*** SUPPLIED MATERIAL
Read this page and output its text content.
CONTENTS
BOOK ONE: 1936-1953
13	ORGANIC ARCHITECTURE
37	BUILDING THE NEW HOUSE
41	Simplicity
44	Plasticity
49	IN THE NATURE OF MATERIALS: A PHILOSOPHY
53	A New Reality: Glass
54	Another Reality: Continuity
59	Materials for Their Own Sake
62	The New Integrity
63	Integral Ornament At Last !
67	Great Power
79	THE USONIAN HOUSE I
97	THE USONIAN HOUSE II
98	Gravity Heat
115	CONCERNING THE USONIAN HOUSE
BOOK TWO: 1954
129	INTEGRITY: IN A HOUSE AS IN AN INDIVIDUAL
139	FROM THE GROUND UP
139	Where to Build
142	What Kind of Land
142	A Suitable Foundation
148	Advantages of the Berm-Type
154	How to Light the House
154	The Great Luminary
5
******
Going through the records above, state how many lines carry "Reality", with no other text.

2